_ACTIVITY LIST_
1: From the passage on hepatitis B envelope proteins and ER stress, return the exact text starting at "Hildt et al." and ending at "and activate proliferation.".
2: In the passage on hepatitis B envelope proteins and ER stress, turn the paragraph beginning "Hildt et al. (2002) also found" into a short bulleted list that keeps its main facts.

START DOCUMENT SECTION

Chisari et al. (1987) reported that a transgenic mouse model overexpressing LHBs showed distended HBsAg in the ER [65]. As mice were treated with LPS or γ IFN, severe acute liver disease occurred, but other littermates, which were not transgenic mice, did not develop acute liver disease, suggesting the role of mutant envelope proteins in host liver damage via ER stress.

Hildt et al. (2002) also found that truncated MHBs (MHBst) were not secreted but retained in the ER, while normal MHBs, which were full-length, were not retained in the ER. Cytoplasmic proteins can approach the cytosolic region of the mutant preS2 retained in the ER, leading to the activation of transcription factors [66]. In transgenic mice expressing preS2-MHBst, c-Raf-1/Erk2 signaling was activated, leading to an elevation of the hepatocyte proliferation rate. In transgenic mice older than 15 months, the occurrence of liver tumors increased. These data indicated that MHBst can act as a tumor promoter and activate proliferation.

3.2. ER Stress Inducing Mechanism by Mutants in PreS1 and PreS2 Regions

In an in vitro study performed by Wang et al. (2003), Huh7 cells were transiently transfected with mutant preS antigens (preS1 and preS2) and signals related to ER stress were analyzed by Northern blot, Western blot, and RT-PCR assays. As shown by Northern blot analysis, the preS1 mutant significantly activated GRP78 and GRP94, six- and two-fold, respectively, compared with the WT. Meanwhile, the preS2 mutant showed lower expression of GRP78 and GRP94 than the mutant preS1 antigen. In addition, Western blot data showed that the mutant preS1 antigen dramatically enhanced the phosphorylation of JNK, which was not shown in the preS2 mutant. Then, the GRP78 gene expression level was analyzed in laser capture microdissection (LCM)-harvested samples, and both preS1 and preS2 mutants showed significantly higher expression levels of GRP78, suggesting ER stress induction by preS1 and preS2 mutants in liver tissue.

In addition, Montalbano et al. (2016) reported that the pSVL and pSVM plasmids elevated the expression of GRP78 and CHOP in the Huh7 cell line, although IRE1a and ATF4 levels were not significantly changed. Consistent with this, immunofluorescence data revealed increased GRP78 levels, which were similar to those with thapsigargin (TG), a positive control. Additionally, Huh7 cells transfected with pSVM showed a 2.0-fold increase in GRP78 expression levels, while transfection with pSVL showed no significant change in expression level. Furthermore, both pSVM- and pSML-transfected Huh7 cells revealed XBP-1 splicing, which was compared to that of the positive control, TG-treated cells. Not only was the IRE1a/XBP-1 arm activated, but the PERK axis was also activated by pSVL and pSVM, and the phosphorylation of PERK and eIF2a was highly increased. These data collectively suggest that the mutant HBV envelope proteins activate the ER stress pathway in hepatocytes [11].

END DOCUMENT SECTION
START STORED DATA

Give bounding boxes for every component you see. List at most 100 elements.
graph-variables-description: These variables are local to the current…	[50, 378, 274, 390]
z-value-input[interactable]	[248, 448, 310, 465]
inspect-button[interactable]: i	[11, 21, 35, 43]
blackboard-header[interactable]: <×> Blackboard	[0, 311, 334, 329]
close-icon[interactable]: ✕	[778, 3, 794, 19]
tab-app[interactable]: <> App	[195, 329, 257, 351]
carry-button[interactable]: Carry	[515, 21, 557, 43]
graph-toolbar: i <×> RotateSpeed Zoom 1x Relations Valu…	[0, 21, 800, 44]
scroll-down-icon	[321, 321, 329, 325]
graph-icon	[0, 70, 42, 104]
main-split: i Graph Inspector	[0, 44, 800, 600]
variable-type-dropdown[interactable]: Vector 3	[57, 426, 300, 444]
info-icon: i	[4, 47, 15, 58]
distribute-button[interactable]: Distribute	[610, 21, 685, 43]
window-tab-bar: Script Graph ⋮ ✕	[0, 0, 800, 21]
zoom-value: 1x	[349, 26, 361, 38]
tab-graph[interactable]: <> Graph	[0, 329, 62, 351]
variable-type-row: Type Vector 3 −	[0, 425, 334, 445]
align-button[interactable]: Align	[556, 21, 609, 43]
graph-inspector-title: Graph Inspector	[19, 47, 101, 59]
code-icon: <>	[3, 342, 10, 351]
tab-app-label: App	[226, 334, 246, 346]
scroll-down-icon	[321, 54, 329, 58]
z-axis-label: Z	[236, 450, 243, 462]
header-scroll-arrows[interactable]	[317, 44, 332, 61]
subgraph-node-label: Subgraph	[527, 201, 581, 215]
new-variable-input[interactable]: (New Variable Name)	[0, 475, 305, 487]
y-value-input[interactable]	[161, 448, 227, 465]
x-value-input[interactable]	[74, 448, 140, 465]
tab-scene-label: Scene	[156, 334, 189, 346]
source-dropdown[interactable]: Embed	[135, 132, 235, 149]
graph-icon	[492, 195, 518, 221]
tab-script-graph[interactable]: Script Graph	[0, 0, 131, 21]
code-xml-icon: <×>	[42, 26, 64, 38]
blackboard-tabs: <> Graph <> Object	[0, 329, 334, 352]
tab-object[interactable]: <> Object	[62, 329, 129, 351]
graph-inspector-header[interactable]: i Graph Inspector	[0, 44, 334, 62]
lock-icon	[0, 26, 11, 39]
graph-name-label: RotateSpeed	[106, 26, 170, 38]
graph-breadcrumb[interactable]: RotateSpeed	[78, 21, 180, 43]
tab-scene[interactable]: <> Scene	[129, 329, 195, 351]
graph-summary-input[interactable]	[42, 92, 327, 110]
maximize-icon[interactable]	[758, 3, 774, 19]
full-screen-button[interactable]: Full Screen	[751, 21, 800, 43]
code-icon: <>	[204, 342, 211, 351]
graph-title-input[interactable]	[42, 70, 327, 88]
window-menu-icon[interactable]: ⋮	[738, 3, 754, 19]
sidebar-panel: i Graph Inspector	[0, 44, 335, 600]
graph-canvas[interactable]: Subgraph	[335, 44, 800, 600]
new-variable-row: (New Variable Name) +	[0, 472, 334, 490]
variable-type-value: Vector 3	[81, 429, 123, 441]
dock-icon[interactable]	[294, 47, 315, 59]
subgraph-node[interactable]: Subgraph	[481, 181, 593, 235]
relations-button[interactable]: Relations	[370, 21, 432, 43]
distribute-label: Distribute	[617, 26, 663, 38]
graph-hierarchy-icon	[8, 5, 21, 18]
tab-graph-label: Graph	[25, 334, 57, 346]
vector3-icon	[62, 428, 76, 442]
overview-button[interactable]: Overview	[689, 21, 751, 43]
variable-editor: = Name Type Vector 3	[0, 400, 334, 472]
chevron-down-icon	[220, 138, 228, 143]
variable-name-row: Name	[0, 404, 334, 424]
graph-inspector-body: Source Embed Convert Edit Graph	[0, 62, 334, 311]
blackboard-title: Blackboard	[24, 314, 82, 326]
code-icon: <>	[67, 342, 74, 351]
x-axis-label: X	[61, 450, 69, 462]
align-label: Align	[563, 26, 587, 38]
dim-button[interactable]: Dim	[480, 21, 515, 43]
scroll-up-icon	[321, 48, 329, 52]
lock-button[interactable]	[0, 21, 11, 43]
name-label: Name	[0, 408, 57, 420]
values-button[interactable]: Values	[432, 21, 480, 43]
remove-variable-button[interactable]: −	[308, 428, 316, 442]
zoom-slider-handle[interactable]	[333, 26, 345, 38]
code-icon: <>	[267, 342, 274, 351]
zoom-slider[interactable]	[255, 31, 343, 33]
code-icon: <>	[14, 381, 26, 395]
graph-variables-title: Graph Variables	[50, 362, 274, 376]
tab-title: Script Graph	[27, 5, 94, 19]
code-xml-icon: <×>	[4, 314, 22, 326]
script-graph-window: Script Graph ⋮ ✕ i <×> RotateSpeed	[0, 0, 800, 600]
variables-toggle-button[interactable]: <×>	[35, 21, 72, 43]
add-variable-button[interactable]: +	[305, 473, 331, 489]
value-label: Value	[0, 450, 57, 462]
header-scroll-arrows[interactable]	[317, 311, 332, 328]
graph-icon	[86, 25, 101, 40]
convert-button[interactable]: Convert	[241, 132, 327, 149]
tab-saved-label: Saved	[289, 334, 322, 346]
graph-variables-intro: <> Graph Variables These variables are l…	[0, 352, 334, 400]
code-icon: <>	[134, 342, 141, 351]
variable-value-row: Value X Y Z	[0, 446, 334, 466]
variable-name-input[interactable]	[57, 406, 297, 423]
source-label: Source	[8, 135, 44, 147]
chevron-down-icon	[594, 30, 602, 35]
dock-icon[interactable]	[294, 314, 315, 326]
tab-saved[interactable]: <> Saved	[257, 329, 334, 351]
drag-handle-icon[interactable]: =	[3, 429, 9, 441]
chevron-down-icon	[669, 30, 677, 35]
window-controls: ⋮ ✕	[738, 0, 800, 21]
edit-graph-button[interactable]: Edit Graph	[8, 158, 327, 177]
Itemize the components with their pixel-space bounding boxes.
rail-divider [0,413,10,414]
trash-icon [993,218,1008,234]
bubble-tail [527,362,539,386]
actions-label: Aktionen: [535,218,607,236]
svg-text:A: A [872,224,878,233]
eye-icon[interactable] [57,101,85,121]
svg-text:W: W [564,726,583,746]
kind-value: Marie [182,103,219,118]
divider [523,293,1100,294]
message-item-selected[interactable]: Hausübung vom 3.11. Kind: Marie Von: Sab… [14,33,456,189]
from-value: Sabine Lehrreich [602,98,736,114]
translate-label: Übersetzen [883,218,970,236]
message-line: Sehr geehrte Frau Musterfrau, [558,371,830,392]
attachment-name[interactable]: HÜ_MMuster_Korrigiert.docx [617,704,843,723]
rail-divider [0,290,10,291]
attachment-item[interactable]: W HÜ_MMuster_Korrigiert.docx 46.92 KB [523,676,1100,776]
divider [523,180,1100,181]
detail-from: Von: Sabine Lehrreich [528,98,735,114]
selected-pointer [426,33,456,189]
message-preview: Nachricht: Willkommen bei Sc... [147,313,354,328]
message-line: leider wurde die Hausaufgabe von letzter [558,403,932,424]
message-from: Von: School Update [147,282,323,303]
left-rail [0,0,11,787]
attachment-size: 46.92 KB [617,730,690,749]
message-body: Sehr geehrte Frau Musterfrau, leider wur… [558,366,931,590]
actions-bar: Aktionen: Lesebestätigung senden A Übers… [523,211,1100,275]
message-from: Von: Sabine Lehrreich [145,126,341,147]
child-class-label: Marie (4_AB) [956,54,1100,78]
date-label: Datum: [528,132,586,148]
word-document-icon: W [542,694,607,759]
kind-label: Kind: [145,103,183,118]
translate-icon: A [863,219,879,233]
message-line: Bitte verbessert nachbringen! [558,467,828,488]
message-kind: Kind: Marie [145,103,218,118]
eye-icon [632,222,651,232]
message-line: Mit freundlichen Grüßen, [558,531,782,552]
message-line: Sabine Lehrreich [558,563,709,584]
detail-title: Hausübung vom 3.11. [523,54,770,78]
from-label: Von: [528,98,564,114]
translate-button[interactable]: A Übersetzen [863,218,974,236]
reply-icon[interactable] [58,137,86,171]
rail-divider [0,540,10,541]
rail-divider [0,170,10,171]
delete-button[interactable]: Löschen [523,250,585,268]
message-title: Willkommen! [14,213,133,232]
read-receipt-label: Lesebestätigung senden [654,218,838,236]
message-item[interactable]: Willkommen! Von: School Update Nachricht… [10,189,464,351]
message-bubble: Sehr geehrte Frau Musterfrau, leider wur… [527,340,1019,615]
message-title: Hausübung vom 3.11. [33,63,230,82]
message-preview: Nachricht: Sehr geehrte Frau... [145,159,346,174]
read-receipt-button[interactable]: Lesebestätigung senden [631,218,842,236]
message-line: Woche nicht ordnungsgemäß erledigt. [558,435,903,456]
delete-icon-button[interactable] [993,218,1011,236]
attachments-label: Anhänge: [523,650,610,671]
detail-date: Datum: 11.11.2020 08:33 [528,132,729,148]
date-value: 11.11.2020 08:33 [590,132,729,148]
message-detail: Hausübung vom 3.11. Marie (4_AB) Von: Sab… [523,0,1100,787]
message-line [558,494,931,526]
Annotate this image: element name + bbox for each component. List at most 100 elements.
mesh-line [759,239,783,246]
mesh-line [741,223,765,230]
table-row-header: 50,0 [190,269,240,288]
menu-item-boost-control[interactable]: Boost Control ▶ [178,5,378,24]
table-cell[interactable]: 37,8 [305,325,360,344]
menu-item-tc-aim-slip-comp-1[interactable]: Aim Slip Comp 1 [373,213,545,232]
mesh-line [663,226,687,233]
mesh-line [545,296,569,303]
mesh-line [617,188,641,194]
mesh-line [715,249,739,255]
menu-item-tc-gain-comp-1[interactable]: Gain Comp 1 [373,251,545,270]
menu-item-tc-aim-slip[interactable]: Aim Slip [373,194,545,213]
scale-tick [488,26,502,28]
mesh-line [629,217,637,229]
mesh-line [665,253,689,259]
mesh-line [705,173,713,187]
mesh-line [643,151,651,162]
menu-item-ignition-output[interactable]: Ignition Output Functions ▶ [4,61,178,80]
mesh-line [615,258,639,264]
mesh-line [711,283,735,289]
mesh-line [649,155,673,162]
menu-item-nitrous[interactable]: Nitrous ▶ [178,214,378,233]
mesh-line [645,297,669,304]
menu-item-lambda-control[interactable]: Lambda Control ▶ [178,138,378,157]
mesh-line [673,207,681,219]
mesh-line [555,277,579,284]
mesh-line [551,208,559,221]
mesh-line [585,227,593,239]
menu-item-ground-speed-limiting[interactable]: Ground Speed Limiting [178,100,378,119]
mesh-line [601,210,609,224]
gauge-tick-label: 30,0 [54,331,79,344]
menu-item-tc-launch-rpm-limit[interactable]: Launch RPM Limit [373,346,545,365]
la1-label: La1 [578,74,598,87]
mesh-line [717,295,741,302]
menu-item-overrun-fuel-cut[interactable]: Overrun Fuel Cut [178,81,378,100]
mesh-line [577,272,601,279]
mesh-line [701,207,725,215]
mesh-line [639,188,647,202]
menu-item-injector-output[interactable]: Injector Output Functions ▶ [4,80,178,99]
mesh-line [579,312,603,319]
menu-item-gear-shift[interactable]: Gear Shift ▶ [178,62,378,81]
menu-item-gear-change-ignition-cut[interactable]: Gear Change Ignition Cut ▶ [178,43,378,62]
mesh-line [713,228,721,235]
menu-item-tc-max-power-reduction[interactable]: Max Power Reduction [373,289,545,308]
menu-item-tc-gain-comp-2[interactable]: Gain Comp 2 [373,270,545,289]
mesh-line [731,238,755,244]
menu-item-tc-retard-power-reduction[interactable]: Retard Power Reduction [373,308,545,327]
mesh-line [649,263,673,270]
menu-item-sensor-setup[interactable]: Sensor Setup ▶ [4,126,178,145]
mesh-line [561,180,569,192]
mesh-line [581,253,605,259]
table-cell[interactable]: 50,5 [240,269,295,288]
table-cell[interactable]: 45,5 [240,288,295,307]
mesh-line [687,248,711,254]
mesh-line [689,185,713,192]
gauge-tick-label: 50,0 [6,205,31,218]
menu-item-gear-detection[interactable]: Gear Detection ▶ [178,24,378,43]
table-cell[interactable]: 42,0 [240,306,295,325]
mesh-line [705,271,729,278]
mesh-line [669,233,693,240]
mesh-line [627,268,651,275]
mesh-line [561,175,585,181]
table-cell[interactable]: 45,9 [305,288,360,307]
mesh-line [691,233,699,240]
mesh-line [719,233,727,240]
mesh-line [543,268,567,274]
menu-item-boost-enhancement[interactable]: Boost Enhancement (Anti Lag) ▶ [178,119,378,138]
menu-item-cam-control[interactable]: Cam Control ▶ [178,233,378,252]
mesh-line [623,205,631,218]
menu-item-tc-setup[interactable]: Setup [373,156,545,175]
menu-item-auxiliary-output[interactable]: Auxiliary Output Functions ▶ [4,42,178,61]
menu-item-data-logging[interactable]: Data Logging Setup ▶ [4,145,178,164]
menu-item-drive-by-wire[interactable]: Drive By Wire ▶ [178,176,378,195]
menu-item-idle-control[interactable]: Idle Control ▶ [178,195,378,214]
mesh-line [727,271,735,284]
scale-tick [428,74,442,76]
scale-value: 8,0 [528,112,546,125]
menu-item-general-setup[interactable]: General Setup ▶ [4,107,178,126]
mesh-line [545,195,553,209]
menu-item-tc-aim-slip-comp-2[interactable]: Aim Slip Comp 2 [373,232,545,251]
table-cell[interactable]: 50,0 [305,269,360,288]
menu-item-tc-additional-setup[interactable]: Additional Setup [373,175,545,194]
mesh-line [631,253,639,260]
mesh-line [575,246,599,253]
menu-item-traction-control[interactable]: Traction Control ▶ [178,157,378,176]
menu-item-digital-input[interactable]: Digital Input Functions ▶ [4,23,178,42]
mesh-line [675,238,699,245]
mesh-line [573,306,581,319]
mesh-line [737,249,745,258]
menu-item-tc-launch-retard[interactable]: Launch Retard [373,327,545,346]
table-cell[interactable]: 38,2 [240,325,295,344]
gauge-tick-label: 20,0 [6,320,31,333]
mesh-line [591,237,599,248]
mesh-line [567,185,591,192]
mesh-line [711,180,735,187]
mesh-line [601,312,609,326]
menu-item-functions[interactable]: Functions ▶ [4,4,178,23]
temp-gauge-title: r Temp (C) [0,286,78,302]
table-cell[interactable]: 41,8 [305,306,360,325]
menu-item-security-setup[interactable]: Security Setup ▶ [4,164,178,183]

END STORED DATA

_REPLIES_
1:
Hildt et al. (2002) also found that truncated MHBs (MHBst) were not secreted but retained in the ER, while normal MHBs, which were full-length, were not retained in the ER. Cytoplasmic proteins can approach the cytosolic region of the mutant preS2 retained in the ER, leading to the activation of transcription factors [66]. In transgenic mice expressing preS2-MHBst, c-Raf-1/Erk2 signaling was activated, leading to an elevation of the hepatocyte proliferation rate. In transgenic mice older than 15 months, the occurrence of liver tumors increased. These data indicated that MHBst can act as a tumor promoter and activate proliferation.

2:
- Hildt et al. (2002) found that truncated MHBs (MHBst) were held in the ER and not secreted. Normal full-length MHBs were not held there.
- Cytoplasmic proteins can reach the cytosolic region of the mutant preS2 held in the ER, which activates transcription factors.
- In transgenic mice expressing preS2-MHBst, c-Raf-1/Erk2 signaling was activated, and hepatocytes multiplied faster.
- Transgenic mice older than 15 months had more liver tumors.
- The data indicated that MHBst can act as a tumor promoter and activate proliferation.